**Stored entries:**
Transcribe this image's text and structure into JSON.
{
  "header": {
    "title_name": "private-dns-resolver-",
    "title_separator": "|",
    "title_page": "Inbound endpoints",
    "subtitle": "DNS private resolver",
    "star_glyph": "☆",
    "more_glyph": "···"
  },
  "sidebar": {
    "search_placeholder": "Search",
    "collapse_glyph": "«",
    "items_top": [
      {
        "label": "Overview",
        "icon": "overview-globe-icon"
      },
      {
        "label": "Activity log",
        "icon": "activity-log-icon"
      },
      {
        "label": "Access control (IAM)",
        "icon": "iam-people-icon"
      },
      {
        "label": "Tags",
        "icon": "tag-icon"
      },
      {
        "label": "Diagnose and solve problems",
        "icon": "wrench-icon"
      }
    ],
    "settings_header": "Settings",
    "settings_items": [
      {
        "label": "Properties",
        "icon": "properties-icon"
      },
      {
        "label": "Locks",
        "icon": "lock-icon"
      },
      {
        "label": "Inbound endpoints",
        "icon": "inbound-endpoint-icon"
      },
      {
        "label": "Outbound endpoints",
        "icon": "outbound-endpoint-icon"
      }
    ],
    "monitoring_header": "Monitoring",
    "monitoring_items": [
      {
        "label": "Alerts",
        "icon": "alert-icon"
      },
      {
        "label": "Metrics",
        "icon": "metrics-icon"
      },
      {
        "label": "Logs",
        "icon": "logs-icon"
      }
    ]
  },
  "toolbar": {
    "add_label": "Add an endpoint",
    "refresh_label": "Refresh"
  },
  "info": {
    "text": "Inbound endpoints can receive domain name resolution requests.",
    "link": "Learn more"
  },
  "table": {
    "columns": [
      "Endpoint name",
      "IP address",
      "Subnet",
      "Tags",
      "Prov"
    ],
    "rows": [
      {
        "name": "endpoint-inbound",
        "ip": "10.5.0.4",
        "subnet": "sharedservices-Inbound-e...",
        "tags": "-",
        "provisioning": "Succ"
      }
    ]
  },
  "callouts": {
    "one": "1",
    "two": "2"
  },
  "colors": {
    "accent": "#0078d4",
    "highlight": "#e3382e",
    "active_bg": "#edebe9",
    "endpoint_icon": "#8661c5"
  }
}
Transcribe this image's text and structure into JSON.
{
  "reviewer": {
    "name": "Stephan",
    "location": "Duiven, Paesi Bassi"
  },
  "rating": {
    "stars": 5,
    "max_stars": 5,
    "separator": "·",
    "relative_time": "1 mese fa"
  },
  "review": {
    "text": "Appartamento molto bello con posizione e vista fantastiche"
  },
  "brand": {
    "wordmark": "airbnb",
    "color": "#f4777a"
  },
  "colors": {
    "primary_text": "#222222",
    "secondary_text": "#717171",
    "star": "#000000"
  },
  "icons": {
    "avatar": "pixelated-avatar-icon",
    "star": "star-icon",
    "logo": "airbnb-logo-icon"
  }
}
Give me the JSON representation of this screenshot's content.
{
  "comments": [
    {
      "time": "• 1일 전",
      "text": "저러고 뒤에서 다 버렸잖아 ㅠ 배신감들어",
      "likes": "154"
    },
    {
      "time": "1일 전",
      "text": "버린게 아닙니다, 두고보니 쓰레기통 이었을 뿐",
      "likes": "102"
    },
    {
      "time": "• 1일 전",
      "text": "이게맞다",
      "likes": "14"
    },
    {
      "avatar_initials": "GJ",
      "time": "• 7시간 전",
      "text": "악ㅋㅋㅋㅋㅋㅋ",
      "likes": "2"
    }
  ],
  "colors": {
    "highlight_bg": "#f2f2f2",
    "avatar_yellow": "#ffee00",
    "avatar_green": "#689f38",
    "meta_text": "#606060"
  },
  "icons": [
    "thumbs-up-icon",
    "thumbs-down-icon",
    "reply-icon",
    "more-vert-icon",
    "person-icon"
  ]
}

**Task details:**
Copy the material above back out, exactly as written.

**Finished answer:**
Transcribe this image's text and structure into JSON.
{
  "header": {
    "title_name": "private-dns-resolver-",
    "title_separator": "|",
    "title_page": "Inbound endpoints",
    "subtitle": "DNS private resolver",
    "star_glyph": "☆",
    "more_glyph": "···"
  },
  "sidebar": {
    "search_placeholder": "Search",
    "collapse_glyph": "«",
    "items_top": [
      {
        "label": "Overview",
        "icon": "overview-globe-icon"
      },
      {
        "label": "Activity log",
        "icon": "activity-log-icon"
      },
      {
        "label": "Access control (IAM)",
        "icon": "iam-people-icon"
      },
      {
        "label": "Tags",
        "icon": "tag-icon"
      },
      {
        "label": "Diagnose and solve problems",
        "icon": "wrench-icon"
      }
    ],
    "settings_header": "Settings",
    "settings_items": [
      {
        "label": "Properties",
        "icon": "properties-icon"
      },
      {
        "label": "Locks",
        "icon": "lock-icon"
      },
      {
        "label": "Inbound endpoints",
        "icon": "inbound-endpoint-icon"
      },
      {
        "label": "Outbound endpoints",
        "icon": "outbound-endpoint-icon"
      }
    ],
    "monitoring_header": "Monitoring",
    "monitoring_items": [
      {
        "label": "Alerts",
        "icon": "alert-icon"
      },
      {
        "label": "Metrics",
        "icon": "metrics-icon"
      },
      {
        "label": "Logs",
        "icon": "logs-icon"
      }
    ]
  },
  "toolbar": {
    "add_label": "Add an endpoint",
    "refresh_label": "Refresh"
  },
  "info": {
    "text": "Inbound endpoints can receive domain name resolution requests.",
    "link": "Learn more"
  },
  "table": {
    "columns": [
      "Endpoint name",
      "IP address",
      "Subnet",
      "Tags",
      "Prov"
    ],
    "rows": [
      {
        "name": "endpoint-inbound",
        "ip": "10.5.0.4",
        "subnet": "sharedservices-Inbound-e...",
        "tags": "-",
        "provisioning": "Succ"
      }
    ]
  },
  "callouts": {
    "one": "1",
    "two": "2"
  },
  "colors": {
    "accent": "#0078d4",
    "highlight": "#e3382e",
    "active_bg": "#edebe9",
    "endpoint_icon": "#8661c5"
  }
}
Transcribe this image's text and structure into JSON.
{
  "reviewer": {
    "name": "Stephan",
    "location": "Duiven, Paesi Bassi"
  },
  "rating": {
    "stars": 5,
    "max_stars": 5,
    "separator": "·",
    "relative_time": "1 mese fa"
  },
  "review": {
    "text": "Appartamento molto bello con posizione e vista fantastiche"
  },
  "brand": {
    "wordmark": "airbnb",
    "color": "#f4777a"
  },
  "colors": {
    "primary_text": "#222222",
    "secondary_text": "#717171",
    "star": "#000000"
  },
  "icons": {
    "avatar": "pixelated-avatar-icon",
    "star": "star-icon",
    "logo": "airbnb-logo-icon"
  }
}
Give me the JSON representation of this screenshot's content.
{
  "comments": [
    {
      "time": "• 1일 전",
      "text": "저러고 뒤에서 다 버렸잖아 ㅠ 배신감들어",
      "likes": "154"
    },
    {
      "time": "1일 전",
      "text": "버린게 아닙니다, 두고보니 쓰레기통 이었을 뿐",
      "likes": "102"
    },
    {
      "time": "• 1일 전",
      "text": "이게맞다",
      "likes": "14"
    },
    {
      "avatar_initials": "GJ",
      "time": "• 7시간 전",
      "text": "악ㅋㅋㅋㅋㅋㅋ",
      "likes": "2"
    }
  ],
  "colors": {
    "highlight_bg": "#f2f2f2",
    "avatar_yellow": "#ffee00",
    "avatar_green": "#689f38",
    "meta_text": "#606060"
  },
  "icons": [
    "thumbs-up-icon",
    "thumbs-down-icon",
    "reply-icon",
    "more-vert-icon",
    "person-icon"
  ]
}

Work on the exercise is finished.